*PROMPT*:
Exclude the pictures, then quote exactly the lines from the one holding "Transcribe this image's" through the last line of the records.

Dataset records
>> Begin

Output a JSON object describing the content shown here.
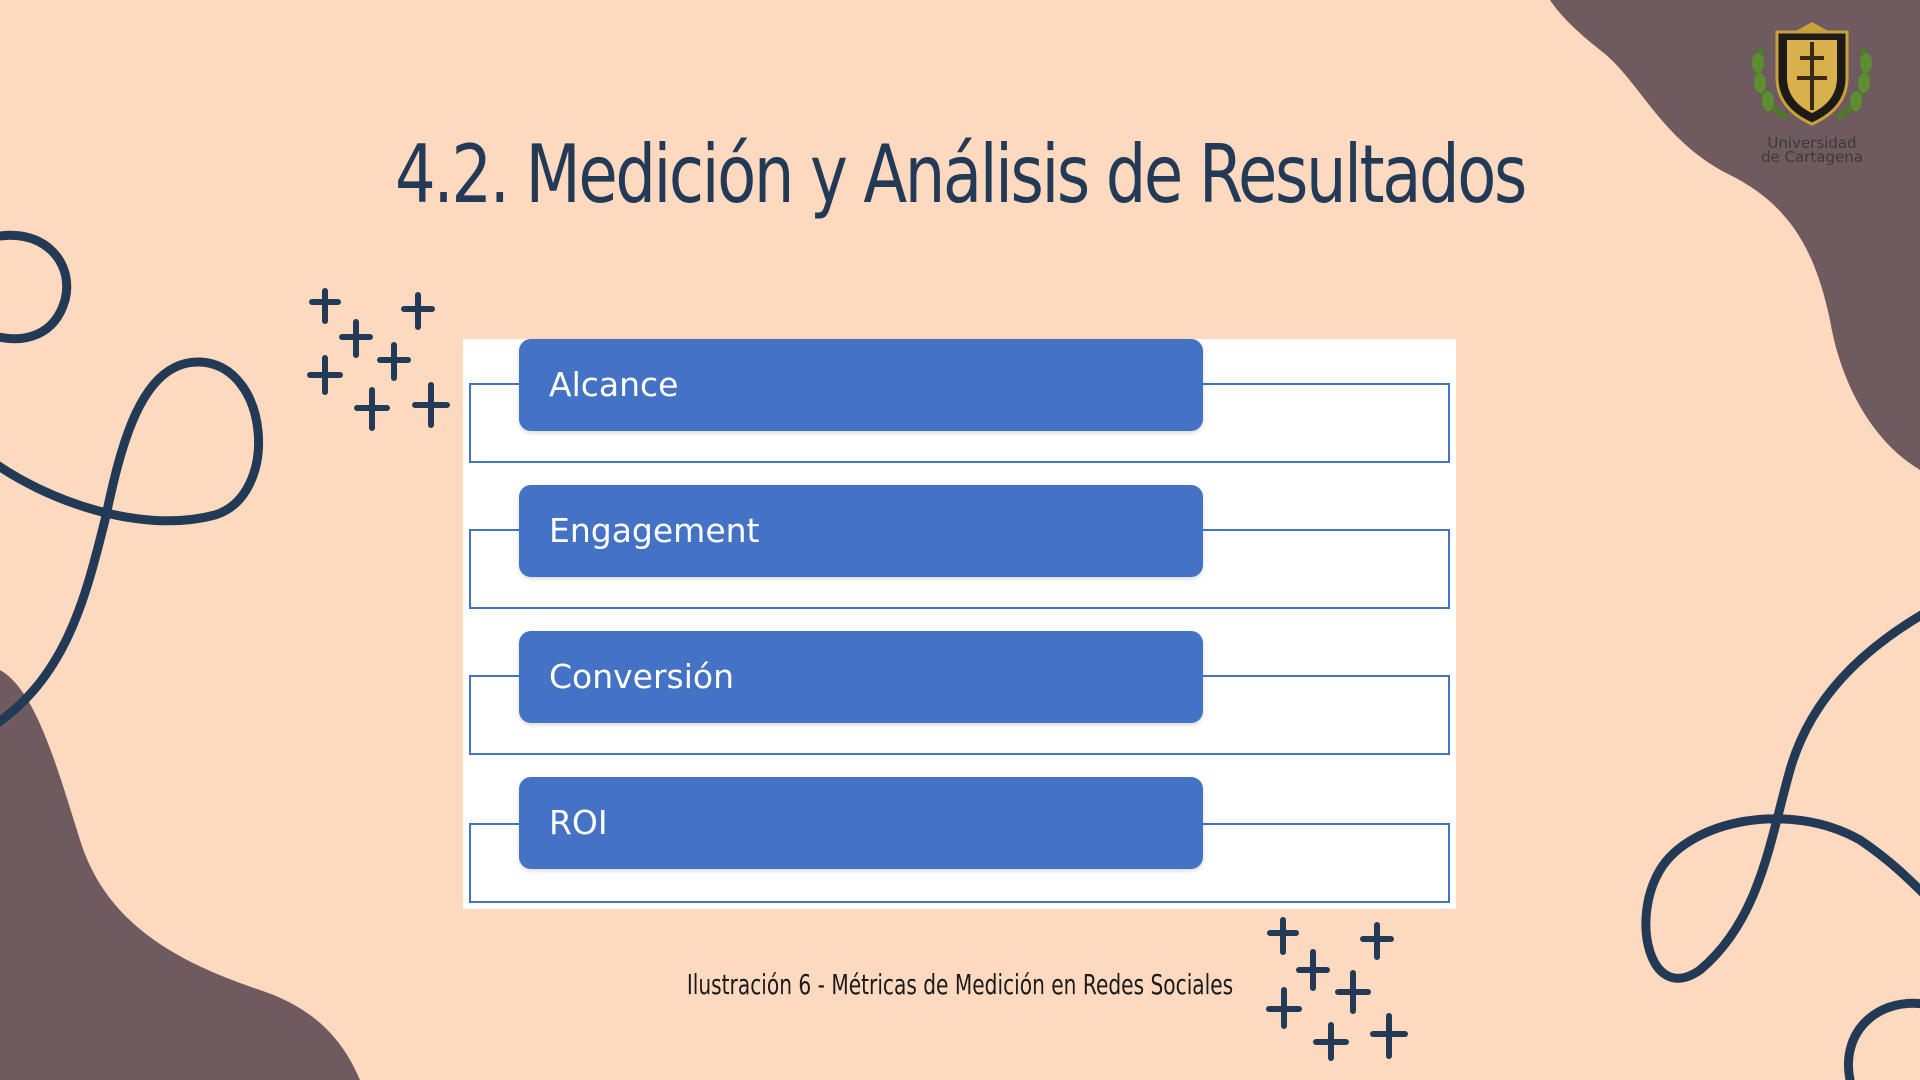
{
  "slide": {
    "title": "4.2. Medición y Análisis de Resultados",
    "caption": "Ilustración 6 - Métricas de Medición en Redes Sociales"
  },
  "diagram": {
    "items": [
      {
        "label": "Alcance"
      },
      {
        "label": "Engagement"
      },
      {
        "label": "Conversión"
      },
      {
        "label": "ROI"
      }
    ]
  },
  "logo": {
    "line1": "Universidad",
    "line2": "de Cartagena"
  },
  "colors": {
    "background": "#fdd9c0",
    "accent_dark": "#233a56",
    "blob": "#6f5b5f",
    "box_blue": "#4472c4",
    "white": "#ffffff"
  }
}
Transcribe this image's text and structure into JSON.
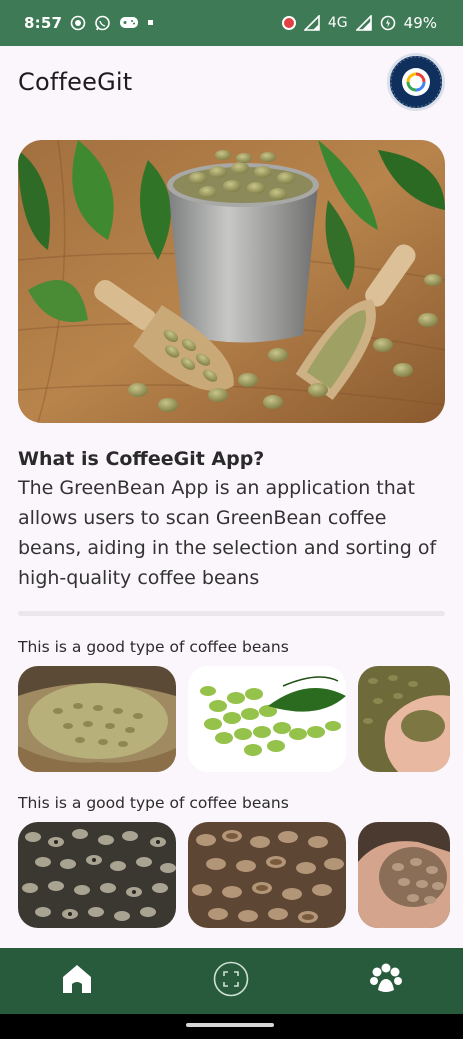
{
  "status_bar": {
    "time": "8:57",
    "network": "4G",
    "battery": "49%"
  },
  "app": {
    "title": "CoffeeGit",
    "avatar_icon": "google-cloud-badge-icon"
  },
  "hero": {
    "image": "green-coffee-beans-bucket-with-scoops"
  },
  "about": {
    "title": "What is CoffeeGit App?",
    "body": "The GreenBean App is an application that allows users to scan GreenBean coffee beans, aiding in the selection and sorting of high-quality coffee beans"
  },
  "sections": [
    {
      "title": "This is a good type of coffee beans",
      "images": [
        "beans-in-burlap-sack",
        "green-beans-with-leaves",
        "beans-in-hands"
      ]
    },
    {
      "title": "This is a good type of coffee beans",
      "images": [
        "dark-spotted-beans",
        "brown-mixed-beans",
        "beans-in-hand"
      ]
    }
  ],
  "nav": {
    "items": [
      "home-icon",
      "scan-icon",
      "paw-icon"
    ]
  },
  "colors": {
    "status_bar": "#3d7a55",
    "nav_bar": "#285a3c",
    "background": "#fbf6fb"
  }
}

>> End

*RESPONSE TO THE TASK*:
Transcribe this image's text and structure into JSON.
{
  "status_bar": {
    "time": "8:57",
    "network": "4G",
    "battery": "49%"
  },
  "app": {
    "title": "CoffeeGit",
    "avatar_icon": "google-cloud-badge-icon"
  },
  "hero": {
    "image": "green-coffee-beans-bucket-with-scoops"
  },
  "about": {
    "title": "What is CoffeeGit App?",
    "body": "The GreenBean App is an application that allows users to scan GreenBean coffee beans, aiding in the selection and sorting of high-quality coffee beans"
  },
  "sections": [
    {
      "title": "This is a good type of coffee beans",
      "images": [
        "beans-in-burlap-sack",
        "green-beans-with-leaves",
        "beans-in-hands"
      ]
    },
    {
      "title": "This is a good type of coffee beans",
      "images": [
        "dark-spotted-beans",
        "brown-mixed-beans",
        "beans-in-hand"
      ]
    }
  ],
  "nav": {
    "items": [
      "home-icon",
      "scan-icon",
      "paw-icon"
    ]
  },
  "colors": {
    "status_bar": "#3d7a55",
    "nav_bar": "#285a3c",
    "background": "#fbf6fb"
  }
}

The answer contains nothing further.